(Instruction) Your task is to output the listing word for word, with pictures excluded.

-------------------------

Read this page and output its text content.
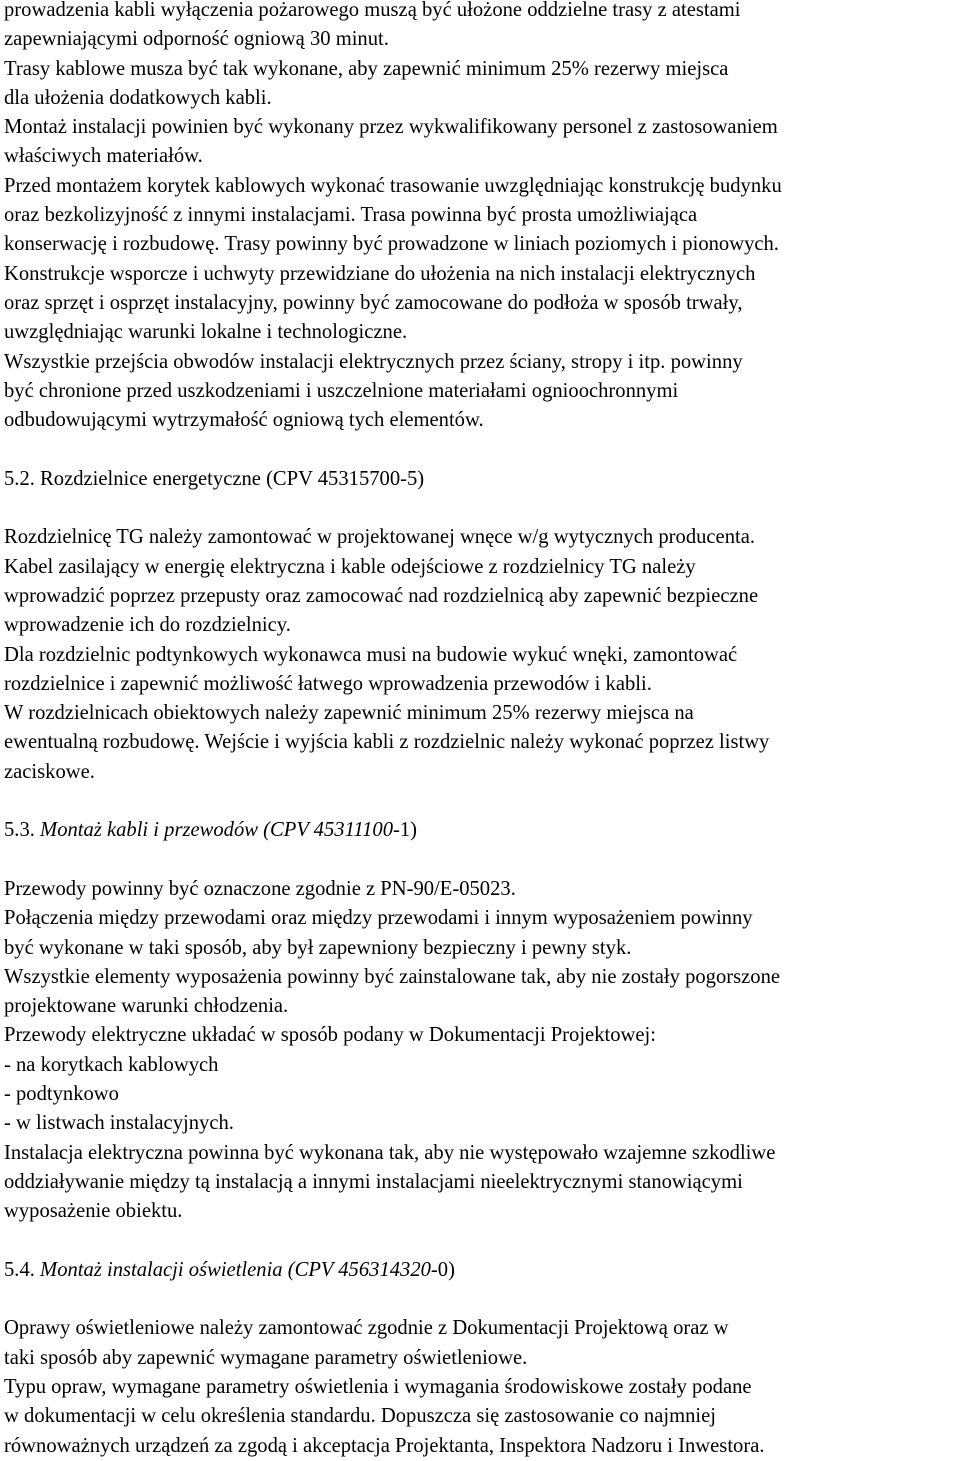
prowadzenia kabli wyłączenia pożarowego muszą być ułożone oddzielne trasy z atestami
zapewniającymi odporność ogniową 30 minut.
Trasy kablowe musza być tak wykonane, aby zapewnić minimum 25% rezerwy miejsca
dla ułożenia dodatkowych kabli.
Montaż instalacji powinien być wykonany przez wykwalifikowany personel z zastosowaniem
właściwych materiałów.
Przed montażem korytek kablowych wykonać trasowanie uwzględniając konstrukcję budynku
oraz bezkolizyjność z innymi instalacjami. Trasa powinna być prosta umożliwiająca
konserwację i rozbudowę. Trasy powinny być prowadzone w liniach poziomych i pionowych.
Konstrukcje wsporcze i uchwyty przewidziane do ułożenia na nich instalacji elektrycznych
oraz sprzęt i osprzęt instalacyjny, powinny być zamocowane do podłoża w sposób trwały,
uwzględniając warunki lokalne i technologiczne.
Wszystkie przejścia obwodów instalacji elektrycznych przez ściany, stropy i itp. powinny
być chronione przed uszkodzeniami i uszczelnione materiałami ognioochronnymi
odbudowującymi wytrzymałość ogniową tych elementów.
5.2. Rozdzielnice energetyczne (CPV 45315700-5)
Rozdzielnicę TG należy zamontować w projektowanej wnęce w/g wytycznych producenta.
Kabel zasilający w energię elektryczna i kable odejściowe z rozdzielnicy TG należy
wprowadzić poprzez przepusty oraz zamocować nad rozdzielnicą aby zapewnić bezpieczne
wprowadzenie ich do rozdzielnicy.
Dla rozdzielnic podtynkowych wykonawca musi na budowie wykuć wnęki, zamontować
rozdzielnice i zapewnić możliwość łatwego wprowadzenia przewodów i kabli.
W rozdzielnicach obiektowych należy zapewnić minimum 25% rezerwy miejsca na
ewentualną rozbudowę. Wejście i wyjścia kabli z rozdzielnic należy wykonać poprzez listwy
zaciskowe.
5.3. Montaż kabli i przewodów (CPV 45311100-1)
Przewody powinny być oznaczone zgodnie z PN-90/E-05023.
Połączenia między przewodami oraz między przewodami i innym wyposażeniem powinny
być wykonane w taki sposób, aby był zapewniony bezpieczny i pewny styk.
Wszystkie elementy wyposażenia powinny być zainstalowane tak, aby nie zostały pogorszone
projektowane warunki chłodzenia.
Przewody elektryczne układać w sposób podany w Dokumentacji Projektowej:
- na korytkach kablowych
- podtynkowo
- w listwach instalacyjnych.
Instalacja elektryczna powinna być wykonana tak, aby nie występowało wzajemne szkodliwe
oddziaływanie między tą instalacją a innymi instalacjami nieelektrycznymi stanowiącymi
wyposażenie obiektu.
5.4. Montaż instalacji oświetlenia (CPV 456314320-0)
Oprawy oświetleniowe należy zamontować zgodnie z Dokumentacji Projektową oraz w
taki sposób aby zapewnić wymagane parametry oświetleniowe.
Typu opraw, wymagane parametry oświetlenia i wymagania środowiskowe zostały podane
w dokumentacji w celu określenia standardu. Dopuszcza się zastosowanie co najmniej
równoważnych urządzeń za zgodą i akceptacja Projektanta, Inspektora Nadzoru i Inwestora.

-------------------------

(Solution for this problem)
Read this page and output its text content.
prowadzenia kabli wyłączenia pożarowego muszą być ułożone oddzielne trasy z atestami
zapewniającymi odporność ogniową 30 minut.
Trasy kablowe musza być tak wykonane, aby zapewnić minimum 25% rezerwy miejsca
dla ułożenia dodatkowych kabli.
Montaż instalacji powinien być wykonany przez wykwalifikowany personel z zastosowaniem
właściwych materiałów.
Przed montażem korytek kablowych wykonać trasowanie uwzględniając konstrukcję budynku
oraz bezkolizyjność z innymi instalacjami. Trasa powinna być prosta umożliwiająca
konserwację i rozbudowę. Trasy powinny być prowadzone w liniach poziomych i pionowych.
Konstrukcje wsporcze i uchwyty przewidziane do ułożenia na nich instalacji elektrycznych
oraz sprzęt i osprzęt instalacyjny, powinny być zamocowane do podłoża w sposób trwały,
uwzględniając warunki lokalne i technologiczne.
Wszystkie przejścia obwodów instalacji elektrycznych przez ściany, stropy i itp. powinny
być chronione przed uszkodzeniami i uszczelnione materiałami ognioochronnymi
odbudowującymi wytrzymałość ogniową tych elementów.
5.2. Rozdzielnice energetyczne (CPV 45315700-5)
Rozdzielnicę TG należy zamontować w projektowanej wnęce w/g wytycznych producenta.
Kabel zasilający w energię elektryczna i kable odejściowe z rozdzielnicy TG należy
wprowadzić poprzez przepusty oraz zamocować nad rozdzielnicą aby zapewnić bezpieczne
wprowadzenie ich do rozdzielnicy.
Dla rozdzielnic podtynkowych wykonawca musi na budowie wykuć wnęki, zamontować
rozdzielnice i zapewnić możliwość łatwego wprowadzenia przewodów i kabli.
W rozdzielnicach obiektowych należy zapewnić minimum 25% rezerwy miejsca na
ewentualną rozbudowę. Wejście i wyjścia kabli z rozdzielnic należy wykonać poprzez listwy
zaciskowe.
5.3. Montaż kabli i przewodów (CPV 45311100-1)
Przewody powinny być oznaczone zgodnie z PN-90/E-05023.
Połączenia między przewodami oraz między przewodami i innym wyposażeniem powinny
być wykonane w taki sposób, aby był zapewniony bezpieczny i pewny styk.
Wszystkie elementy wyposażenia powinny być zainstalowane tak, aby nie zostały pogorszone
projektowane warunki chłodzenia.
Przewody elektryczne układać w sposób podany w Dokumentacji Projektowej:
- na korytkach kablowych
- podtynkowo
- w listwach instalacyjnych.
Instalacja elektryczna powinna być wykonana tak, aby nie występowało wzajemne szkodliwe
oddziaływanie między tą instalacją a innymi instalacjami nieelektrycznymi stanowiącymi
wyposażenie obiektu.
5.4. Montaż instalacji oświetlenia (CPV 456314320-0)
Oprawy oświetleniowe należy zamontować zgodnie z Dokumentacji Projektową oraz w
taki sposób aby zapewnić wymagane parametry oświetleniowe.
Typu opraw, wymagane parametry oświetlenia i wymagania środowiskowe zostały podane
w dokumentacji w celu określenia standardu. Dopuszcza się zastosowanie co najmniej
równoważnych urządzeń za zgodą i akceptacja Projektanta, Inspektora Nadzoru i Inwestora.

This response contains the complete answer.